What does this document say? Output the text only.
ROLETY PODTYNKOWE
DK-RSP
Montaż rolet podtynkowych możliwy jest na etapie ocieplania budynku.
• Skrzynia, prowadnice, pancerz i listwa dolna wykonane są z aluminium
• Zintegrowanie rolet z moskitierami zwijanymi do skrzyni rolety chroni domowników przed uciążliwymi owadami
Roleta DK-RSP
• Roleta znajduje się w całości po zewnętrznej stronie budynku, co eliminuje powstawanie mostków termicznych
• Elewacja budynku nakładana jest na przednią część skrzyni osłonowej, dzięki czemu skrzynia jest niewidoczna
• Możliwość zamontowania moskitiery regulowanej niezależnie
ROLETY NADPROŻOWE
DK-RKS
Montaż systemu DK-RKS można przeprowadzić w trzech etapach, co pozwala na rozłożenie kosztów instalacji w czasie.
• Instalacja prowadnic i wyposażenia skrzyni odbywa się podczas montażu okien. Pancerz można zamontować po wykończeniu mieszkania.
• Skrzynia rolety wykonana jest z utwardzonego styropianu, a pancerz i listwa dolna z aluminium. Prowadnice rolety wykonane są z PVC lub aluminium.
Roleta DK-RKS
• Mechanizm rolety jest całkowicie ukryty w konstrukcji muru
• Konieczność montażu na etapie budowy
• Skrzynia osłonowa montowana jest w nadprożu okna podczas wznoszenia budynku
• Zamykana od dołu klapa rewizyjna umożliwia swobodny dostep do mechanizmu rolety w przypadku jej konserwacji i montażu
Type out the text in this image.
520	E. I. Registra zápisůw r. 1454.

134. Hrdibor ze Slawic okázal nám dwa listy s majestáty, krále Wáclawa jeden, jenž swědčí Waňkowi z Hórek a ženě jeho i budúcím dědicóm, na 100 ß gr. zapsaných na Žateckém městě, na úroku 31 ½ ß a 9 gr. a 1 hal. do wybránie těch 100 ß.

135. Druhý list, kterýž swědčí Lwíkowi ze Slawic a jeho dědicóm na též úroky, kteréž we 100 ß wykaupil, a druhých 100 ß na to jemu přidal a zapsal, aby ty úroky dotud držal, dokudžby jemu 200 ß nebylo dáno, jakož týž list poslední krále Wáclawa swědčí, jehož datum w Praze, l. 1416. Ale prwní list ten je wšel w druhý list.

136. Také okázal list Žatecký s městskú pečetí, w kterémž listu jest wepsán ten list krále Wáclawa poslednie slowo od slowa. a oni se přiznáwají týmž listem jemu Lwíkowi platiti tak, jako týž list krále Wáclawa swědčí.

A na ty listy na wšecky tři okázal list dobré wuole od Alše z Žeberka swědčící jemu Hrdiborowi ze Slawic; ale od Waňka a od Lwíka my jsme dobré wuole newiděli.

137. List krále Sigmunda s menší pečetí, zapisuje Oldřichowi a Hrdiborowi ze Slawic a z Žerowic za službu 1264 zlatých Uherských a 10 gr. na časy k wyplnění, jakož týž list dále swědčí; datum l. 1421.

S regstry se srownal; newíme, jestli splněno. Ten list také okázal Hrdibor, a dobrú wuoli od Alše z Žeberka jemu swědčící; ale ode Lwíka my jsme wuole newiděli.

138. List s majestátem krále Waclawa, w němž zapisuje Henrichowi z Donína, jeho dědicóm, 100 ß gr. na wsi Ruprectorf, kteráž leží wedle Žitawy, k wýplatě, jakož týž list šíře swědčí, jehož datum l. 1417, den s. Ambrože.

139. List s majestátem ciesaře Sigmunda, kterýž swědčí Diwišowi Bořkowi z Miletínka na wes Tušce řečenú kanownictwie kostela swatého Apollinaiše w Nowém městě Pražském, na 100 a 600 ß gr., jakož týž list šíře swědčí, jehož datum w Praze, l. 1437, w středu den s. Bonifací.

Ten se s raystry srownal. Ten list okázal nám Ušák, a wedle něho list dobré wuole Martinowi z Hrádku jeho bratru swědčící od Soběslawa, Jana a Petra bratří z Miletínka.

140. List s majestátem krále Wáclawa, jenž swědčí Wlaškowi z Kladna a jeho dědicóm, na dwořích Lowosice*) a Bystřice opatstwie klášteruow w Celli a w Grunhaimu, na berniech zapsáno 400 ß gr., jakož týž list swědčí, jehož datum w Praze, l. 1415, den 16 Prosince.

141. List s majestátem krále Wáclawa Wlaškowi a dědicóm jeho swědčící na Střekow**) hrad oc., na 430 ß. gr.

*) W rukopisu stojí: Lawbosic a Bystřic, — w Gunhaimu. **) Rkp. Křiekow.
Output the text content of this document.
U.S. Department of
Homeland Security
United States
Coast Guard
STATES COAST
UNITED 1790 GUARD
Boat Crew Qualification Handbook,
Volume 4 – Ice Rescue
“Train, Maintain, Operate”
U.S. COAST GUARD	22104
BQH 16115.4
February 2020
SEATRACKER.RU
+ + + +
__STATED GOAL__. Output the entries exactly.

__WRITTEN RESPONSE__.
What does this document say? Output the text only.
ROLETY PODTYNKOWE
DK-RSP
Montaż rolet podtynkowych możliwy jest na etapie ocieplania budynku.
• Skrzynia, prowadnice, pancerz i listwa dolna wykonane są z aluminium
• Zintegrowanie rolet z moskitierami zwijanymi do skrzyni rolety chroni domowników przed uciążliwymi owadami
Roleta DK-RSP
• Roleta znajduje się w całości po zewnętrznej stronie budynku, co eliminuje powstawanie mostków termicznych
• Elewacja budynku nakładana jest na przednią część skrzyni osłonowej, dzięki czemu skrzynia jest niewidoczna
• Możliwość zamontowania moskitiery regulowanej niezależnie
ROLETY NADPROŻOWE
DK-RKS
Montaż systemu DK-RKS można przeprowadzić w trzech etapach, co pozwala na rozłożenie kosztów instalacji w czasie.
• Instalacja prowadnic i wyposażenia skrzyni odbywa się podczas montażu okien. Pancerz można zamontować po wykończeniu mieszkania.
• Skrzynia rolety wykonana jest z utwardzonego styropianu, a pancerz i listwa dolna z aluminium. Prowadnice rolety wykonane są z PVC lub aluminium.
Roleta DK-RKS
• Mechanizm rolety jest całkowicie ukryty w konstrukcji muru
• Konieczność montażu na etapie budowy
• Skrzynia osłonowa montowana jest w nadprożu okna podczas wznoszenia budynku
• Zamykana od dołu klapa rewizyjna umożliwia swobodny dostep do mechanizmu rolety w przypadku jej konserwacji i montażu
Type out the text in this image.
520	E. I. Registra zápisůw r. 1454.

134. Hrdibor ze Slawic okázal nám dwa listy s majestáty, krále Wáclawa jeden, jenž swědčí Waňkowi z Hórek a ženě jeho i budúcím dědicóm, na 100 ß gr. zapsaných na Žateckém městě, na úroku 31 ½ ß a 9 gr. a 1 hal. do wybránie těch 100 ß.

135. Druhý list, kterýž swědčí Lwíkowi ze Slawic a jeho dědicóm na též úroky, kteréž we 100 ß wykaupil, a druhých 100 ß na to jemu přidal a zapsal, aby ty úroky dotud držal, dokudžby jemu 200 ß nebylo dáno, jakož týž list poslední krále Wáclawa swědčí, jehož datum w Praze, l. 1416. Ale prwní list ten je wšel w druhý list.

136. Také okázal list Žatecký s městskú pečetí, w kterémž listu jest wepsán ten list krále Wáclawa poslednie slowo od slowa. a oni se přiznáwají týmž listem jemu Lwíkowi platiti tak, jako týž list krále Wáclawa swědčí.

A na ty listy na wšecky tři okázal list dobré wuole od Alše z Žeberka swědčící jemu Hrdiborowi ze Slawic; ale od Waňka a od Lwíka my jsme dobré wuole newiděli.

137. List krále Sigmunda s menší pečetí, zapisuje Oldřichowi a Hrdiborowi ze Slawic a z Žerowic za službu 1264 zlatých Uherských a 10 gr. na časy k wyplnění, jakož týž list dále swědčí; datum l. 1421.

S regstry se srownal; newíme, jestli splněno. Ten list také okázal Hrdibor, a dobrú wuoli od Alše z Žeberka jemu swědčící; ale ode Lwíka my jsme wuole newiděli.

138. List s majestátem krále Waclawa, w němž zapisuje Henrichowi z Donína, jeho dědicóm, 100 ß gr. na wsi Ruprectorf, kteráž leží wedle Žitawy, k wýplatě, jakož týž list šíře swědčí, jehož datum l. 1417, den s. Ambrože.

139. List s majestátem ciesaře Sigmunda, kterýž swědčí Diwišowi Bořkowi z Miletínka na wes Tušce řečenú kanownictwie kostela swatého Apollinaiše w Nowém městě Pražském, na 100 a 600 ß gr., jakož týž list šíře swědčí, jehož datum w Praze, l. 1437, w středu den s. Bonifací.

Ten se s raystry srownal. Ten list okázal nám Ušák, a wedle něho list dobré wuole Martinowi z Hrádku jeho bratru swědčící od Soběslawa, Jana a Petra bratří z Miletínka.

140. List s majestátem krále Wáclawa, jenž swědčí Wlaškowi z Kladna a jeho dědicóm, na dwořích Lowosice*) a Bystřice opatstwie klášteruow w Celli a w Grunhaimu, na berniech zapsáno 400 ß gr., jakož týž list swědčí, jehož datum w Praze, l. 1415, den 16 Prosince.

141. List s majestátem krále Wáclawa Wlaškowi a dědicóm jeho swědčící na Střekow**) hrad oc., na 430 ß. gr.

*) W rukopisu stojí: Lawbosic a Bystřic, — w Gunhaimu. **) Rkp. Křiekow.
Output the text content of this document.
U.S. Department of
Homeland Security
United States
Coast Guard
STATES COAST
UNITED 1790 GUARD
Boat Crew Qualification Handbook,
Volume 4 – Ice Rescue
“Train, Maintain, Operate”
U.S. COAST GUARD	22104
BQH 16115.4
February 2020
SEATRACKER.RU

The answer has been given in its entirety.